**SOURCE RECORDS:**
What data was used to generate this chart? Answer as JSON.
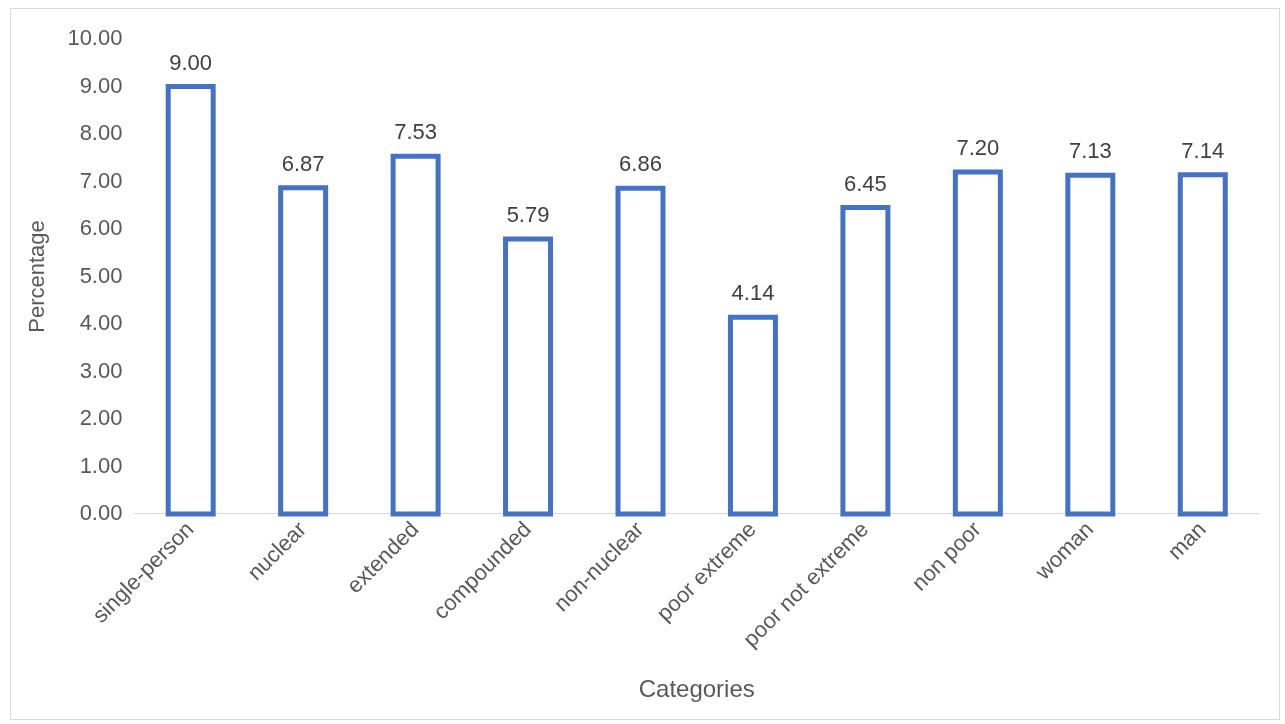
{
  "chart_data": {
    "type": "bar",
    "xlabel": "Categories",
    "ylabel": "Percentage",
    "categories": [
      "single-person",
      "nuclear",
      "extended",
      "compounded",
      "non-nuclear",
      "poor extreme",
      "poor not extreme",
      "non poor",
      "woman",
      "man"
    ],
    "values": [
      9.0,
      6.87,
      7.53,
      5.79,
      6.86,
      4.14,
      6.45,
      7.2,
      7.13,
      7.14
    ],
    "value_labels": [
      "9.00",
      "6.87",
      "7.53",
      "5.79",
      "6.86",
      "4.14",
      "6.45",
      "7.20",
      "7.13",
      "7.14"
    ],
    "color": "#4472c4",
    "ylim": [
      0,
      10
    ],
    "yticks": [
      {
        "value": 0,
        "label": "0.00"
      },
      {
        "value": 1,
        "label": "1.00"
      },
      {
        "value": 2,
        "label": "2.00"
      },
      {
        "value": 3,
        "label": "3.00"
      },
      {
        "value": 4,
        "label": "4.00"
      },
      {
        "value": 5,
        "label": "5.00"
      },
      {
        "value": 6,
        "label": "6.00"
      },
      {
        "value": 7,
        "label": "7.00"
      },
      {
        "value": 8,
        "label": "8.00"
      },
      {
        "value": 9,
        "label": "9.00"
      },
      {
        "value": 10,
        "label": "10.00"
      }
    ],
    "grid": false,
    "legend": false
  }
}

---

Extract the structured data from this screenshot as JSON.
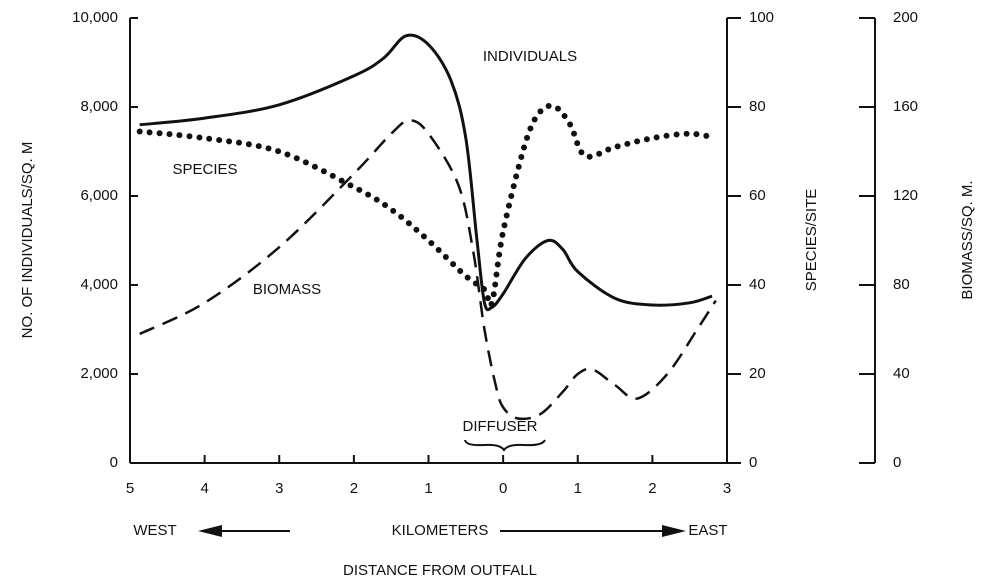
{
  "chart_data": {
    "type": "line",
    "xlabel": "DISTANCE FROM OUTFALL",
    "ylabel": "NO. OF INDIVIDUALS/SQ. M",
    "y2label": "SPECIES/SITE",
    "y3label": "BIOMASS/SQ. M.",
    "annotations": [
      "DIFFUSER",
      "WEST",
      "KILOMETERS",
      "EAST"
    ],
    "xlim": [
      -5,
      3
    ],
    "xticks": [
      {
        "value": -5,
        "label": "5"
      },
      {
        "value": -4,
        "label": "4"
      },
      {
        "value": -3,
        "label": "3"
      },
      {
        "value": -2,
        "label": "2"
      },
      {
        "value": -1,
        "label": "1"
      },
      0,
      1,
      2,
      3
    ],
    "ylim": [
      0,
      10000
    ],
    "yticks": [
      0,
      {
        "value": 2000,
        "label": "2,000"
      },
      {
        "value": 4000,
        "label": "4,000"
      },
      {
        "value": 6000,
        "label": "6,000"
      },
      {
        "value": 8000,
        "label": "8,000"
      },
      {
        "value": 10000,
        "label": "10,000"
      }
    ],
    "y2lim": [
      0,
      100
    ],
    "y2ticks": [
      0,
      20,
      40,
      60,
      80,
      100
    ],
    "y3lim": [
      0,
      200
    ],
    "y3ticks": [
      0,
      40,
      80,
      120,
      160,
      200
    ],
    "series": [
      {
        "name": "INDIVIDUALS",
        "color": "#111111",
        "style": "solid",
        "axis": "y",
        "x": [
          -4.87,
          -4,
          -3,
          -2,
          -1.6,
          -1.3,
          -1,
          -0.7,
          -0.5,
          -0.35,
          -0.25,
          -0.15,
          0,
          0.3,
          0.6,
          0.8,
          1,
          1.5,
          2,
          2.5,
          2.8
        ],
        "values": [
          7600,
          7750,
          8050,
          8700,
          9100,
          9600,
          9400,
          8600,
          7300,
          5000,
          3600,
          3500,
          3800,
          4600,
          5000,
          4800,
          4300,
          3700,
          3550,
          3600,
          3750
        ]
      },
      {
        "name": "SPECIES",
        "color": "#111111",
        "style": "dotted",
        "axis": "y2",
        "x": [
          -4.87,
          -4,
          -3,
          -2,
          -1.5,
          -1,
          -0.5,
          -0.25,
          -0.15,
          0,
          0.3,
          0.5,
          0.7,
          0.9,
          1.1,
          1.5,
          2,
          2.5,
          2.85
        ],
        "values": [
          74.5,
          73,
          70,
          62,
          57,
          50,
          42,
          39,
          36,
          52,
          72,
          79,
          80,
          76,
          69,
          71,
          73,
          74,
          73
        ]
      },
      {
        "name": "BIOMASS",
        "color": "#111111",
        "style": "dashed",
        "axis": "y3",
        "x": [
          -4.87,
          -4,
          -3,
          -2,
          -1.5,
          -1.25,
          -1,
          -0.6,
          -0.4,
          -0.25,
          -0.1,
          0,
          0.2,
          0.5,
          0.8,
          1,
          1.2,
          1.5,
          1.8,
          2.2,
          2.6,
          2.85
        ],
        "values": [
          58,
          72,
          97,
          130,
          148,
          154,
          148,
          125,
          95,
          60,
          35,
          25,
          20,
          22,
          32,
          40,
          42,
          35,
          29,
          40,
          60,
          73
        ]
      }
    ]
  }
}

...

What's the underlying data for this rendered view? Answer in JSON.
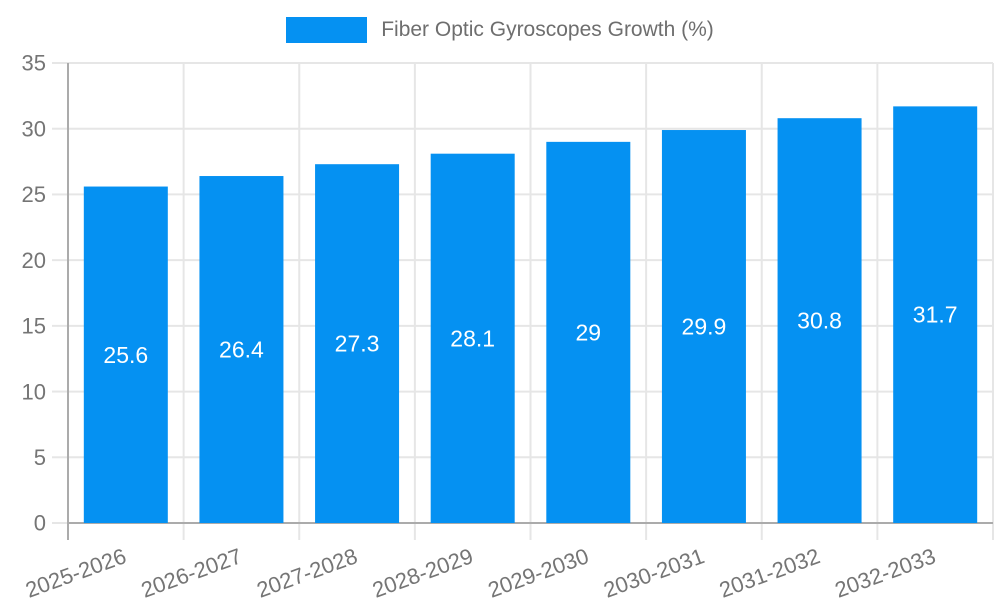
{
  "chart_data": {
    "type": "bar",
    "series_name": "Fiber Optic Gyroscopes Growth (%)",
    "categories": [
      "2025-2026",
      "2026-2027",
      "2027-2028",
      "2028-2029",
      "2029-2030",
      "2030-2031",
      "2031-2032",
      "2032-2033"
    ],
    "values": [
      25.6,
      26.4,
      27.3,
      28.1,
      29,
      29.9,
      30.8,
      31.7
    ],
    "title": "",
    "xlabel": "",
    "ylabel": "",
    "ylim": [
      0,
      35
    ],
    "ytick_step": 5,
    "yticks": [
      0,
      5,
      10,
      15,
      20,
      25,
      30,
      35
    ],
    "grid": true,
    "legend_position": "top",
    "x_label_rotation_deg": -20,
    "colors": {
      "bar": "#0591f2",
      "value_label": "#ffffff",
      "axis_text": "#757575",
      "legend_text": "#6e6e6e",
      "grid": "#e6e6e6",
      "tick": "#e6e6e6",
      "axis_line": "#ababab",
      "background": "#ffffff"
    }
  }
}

**OBJECTIVE:** Copy every line in the listing above where the string "this" turns up.

**FULL OUTPUT:**
What data was used to generate this chart? Answer as JSON.
Extract the structured data from this screenshot as JSON.
What's the underlying data for this rendered view? Answer in JSON.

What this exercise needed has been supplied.